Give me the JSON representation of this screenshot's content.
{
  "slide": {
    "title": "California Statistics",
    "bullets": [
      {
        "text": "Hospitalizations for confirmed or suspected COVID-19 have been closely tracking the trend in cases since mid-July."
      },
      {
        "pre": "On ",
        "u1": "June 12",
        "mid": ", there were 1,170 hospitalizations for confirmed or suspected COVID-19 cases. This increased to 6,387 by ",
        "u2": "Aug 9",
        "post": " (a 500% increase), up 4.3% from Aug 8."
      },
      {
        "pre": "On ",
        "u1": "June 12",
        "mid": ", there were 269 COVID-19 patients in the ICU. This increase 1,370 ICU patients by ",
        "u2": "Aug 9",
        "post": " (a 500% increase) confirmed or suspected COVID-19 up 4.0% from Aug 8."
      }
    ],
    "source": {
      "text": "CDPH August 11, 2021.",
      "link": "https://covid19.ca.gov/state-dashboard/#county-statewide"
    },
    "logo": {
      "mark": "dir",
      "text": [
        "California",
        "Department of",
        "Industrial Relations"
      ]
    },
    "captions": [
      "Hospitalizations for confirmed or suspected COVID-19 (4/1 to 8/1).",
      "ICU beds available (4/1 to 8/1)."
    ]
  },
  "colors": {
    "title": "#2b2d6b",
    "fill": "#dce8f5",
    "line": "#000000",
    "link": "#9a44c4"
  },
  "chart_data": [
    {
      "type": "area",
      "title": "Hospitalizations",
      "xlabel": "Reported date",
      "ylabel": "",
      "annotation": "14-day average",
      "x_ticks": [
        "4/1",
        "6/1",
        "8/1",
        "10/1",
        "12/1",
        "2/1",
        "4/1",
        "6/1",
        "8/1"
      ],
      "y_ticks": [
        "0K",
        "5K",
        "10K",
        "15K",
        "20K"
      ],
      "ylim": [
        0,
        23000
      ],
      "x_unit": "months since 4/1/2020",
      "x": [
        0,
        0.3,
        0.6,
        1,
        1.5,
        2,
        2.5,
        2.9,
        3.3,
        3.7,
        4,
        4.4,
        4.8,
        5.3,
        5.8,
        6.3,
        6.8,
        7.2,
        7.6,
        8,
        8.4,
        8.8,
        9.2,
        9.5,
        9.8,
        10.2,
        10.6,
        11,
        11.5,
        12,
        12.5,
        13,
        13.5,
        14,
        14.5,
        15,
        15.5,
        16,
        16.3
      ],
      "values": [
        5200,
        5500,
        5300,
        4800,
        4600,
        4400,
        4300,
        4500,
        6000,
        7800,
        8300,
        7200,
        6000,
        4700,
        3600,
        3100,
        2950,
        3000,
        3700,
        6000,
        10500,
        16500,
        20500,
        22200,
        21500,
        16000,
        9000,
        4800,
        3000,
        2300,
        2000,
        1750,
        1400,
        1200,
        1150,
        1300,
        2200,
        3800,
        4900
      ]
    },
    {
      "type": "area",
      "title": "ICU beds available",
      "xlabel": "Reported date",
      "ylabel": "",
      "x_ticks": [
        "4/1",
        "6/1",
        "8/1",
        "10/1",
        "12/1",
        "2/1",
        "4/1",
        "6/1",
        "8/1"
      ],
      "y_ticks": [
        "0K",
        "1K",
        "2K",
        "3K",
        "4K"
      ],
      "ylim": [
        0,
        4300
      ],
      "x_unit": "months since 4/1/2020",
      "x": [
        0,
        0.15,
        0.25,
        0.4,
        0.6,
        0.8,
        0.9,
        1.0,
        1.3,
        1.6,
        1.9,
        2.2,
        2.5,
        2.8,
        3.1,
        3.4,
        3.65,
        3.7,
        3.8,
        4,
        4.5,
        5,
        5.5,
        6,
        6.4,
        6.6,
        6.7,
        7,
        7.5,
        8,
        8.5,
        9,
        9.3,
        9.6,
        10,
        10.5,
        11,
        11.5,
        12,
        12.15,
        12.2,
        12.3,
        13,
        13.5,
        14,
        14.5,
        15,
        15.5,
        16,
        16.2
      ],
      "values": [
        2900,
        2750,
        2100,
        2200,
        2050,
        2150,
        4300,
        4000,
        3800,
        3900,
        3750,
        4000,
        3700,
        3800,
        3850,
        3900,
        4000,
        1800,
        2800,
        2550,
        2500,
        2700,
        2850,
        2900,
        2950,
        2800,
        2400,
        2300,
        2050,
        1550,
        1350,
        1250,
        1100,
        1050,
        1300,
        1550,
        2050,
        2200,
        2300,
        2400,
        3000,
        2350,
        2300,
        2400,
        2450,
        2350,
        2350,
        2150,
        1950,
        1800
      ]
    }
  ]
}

□ □ □ □

TASK TO CARRY OUT - To answer, count the lines of the material that contain "cases" and give only that number.

ANSWER FOR THE TASK - 2